Return verbatim everything in the data from its first line down to and including the line that contains "- square-e7[interactable]: [81, 21, 101, 41]".
----- Stored rows
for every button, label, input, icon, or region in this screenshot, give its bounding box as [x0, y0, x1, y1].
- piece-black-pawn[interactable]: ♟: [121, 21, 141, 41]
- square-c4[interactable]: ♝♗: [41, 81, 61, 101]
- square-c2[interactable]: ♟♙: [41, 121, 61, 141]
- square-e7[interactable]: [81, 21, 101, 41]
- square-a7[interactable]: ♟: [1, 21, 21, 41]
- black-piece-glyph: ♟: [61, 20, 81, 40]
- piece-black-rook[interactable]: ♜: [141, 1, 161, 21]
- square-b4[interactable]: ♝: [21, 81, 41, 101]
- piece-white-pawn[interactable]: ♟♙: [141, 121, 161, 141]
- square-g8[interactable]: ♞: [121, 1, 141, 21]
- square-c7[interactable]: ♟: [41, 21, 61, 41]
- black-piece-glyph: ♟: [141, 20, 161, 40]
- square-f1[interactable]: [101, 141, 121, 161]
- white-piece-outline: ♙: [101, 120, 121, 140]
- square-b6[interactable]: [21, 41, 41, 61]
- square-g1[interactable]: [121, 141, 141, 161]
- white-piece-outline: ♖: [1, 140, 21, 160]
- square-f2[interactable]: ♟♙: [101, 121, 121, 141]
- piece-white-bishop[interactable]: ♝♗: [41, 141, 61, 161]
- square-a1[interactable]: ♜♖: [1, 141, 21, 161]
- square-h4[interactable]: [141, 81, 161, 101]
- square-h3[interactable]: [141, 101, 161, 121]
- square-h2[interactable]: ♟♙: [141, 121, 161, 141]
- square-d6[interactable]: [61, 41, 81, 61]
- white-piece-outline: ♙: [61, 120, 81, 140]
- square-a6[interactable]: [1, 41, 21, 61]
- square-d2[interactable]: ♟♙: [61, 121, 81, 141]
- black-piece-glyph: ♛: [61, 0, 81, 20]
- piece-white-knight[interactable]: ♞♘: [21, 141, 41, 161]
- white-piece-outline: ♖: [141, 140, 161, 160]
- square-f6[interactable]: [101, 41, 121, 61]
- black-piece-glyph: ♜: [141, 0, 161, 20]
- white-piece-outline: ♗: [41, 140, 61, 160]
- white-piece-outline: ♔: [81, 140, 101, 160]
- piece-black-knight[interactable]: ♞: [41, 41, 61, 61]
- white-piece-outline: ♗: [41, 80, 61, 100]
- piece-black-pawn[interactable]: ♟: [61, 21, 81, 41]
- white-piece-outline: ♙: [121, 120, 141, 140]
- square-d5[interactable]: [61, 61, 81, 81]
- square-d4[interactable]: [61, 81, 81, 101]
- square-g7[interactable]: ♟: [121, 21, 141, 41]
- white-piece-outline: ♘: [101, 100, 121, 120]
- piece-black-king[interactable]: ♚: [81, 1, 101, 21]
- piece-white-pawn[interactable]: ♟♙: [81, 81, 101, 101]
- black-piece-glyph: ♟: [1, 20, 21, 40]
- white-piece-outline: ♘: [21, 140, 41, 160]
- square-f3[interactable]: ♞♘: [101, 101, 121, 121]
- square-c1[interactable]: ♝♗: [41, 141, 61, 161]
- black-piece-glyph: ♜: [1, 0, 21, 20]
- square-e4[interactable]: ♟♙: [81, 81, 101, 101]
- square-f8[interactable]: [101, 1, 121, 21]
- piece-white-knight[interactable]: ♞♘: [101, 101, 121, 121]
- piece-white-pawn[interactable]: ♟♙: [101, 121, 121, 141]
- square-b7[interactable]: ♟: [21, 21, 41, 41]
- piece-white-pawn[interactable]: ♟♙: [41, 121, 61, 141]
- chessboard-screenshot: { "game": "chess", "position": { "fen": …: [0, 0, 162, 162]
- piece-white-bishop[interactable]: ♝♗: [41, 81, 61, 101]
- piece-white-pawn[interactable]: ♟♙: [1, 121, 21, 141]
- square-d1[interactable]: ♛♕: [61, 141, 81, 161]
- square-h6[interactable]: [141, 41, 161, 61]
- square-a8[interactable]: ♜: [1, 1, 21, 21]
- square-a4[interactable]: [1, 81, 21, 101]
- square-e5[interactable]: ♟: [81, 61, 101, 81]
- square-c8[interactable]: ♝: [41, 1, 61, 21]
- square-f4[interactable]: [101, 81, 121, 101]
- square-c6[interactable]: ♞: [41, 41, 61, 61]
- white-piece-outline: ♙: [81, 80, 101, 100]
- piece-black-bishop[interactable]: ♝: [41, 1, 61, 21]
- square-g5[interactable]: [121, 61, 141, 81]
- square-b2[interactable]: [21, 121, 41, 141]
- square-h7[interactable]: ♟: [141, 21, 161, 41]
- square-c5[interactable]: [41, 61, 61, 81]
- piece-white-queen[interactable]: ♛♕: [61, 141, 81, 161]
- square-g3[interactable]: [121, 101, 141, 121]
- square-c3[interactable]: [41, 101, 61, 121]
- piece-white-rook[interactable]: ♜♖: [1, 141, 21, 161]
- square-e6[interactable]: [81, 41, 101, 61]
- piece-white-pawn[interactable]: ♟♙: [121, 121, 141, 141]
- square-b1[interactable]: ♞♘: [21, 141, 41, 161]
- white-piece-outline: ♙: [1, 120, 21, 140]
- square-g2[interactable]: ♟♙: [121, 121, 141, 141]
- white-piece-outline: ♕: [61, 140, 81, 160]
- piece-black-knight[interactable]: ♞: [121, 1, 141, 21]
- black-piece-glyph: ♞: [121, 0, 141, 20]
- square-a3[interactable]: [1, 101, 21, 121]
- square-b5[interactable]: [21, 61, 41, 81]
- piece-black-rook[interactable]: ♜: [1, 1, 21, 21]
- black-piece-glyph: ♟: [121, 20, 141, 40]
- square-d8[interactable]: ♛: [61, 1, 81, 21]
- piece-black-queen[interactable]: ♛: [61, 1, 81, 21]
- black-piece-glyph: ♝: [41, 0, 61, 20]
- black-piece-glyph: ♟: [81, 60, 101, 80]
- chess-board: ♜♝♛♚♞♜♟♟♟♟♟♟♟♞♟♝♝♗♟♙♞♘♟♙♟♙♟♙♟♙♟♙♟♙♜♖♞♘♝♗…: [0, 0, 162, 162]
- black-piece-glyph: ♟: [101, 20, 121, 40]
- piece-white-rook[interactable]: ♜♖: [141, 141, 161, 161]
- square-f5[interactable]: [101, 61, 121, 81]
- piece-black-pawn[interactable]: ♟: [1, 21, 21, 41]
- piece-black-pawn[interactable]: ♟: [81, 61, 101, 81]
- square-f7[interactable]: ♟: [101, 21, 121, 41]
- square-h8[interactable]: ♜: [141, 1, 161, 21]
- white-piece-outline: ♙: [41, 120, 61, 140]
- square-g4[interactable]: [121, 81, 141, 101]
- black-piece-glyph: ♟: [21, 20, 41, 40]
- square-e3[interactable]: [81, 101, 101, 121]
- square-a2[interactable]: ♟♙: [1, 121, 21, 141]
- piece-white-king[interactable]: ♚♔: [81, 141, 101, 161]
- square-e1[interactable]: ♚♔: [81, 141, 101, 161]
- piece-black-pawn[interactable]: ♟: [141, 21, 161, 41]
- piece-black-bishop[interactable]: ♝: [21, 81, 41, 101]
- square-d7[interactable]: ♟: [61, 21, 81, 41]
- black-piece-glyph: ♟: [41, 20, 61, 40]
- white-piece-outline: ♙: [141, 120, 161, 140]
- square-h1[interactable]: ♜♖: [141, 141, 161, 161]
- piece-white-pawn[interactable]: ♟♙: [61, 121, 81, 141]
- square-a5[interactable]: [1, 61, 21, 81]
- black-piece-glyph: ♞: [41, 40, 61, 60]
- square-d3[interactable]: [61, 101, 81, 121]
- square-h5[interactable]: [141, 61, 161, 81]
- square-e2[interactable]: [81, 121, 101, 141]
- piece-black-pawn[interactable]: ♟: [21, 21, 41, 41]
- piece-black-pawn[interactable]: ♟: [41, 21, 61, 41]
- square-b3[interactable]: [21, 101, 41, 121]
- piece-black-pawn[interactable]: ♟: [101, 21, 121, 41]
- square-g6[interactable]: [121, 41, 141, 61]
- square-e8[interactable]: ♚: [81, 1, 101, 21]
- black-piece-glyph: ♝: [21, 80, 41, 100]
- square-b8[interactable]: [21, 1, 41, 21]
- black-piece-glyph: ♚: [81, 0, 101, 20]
----------
> [Worked solution]
for every button, label, input, icon, or region in this screenshot, give its bounding box as [x0, y0, x1, y1].
- piece-black-pawn[interactable]: ♟: [121, 21, 141, 41]
- square-c4[interactable]: ♝♗: [41, 81, 61, 101]
- square-c2[interactable]: ♟♙: [41, 121, 61, 141]
- square-e7[interactable]: [81, 21, 101, 41]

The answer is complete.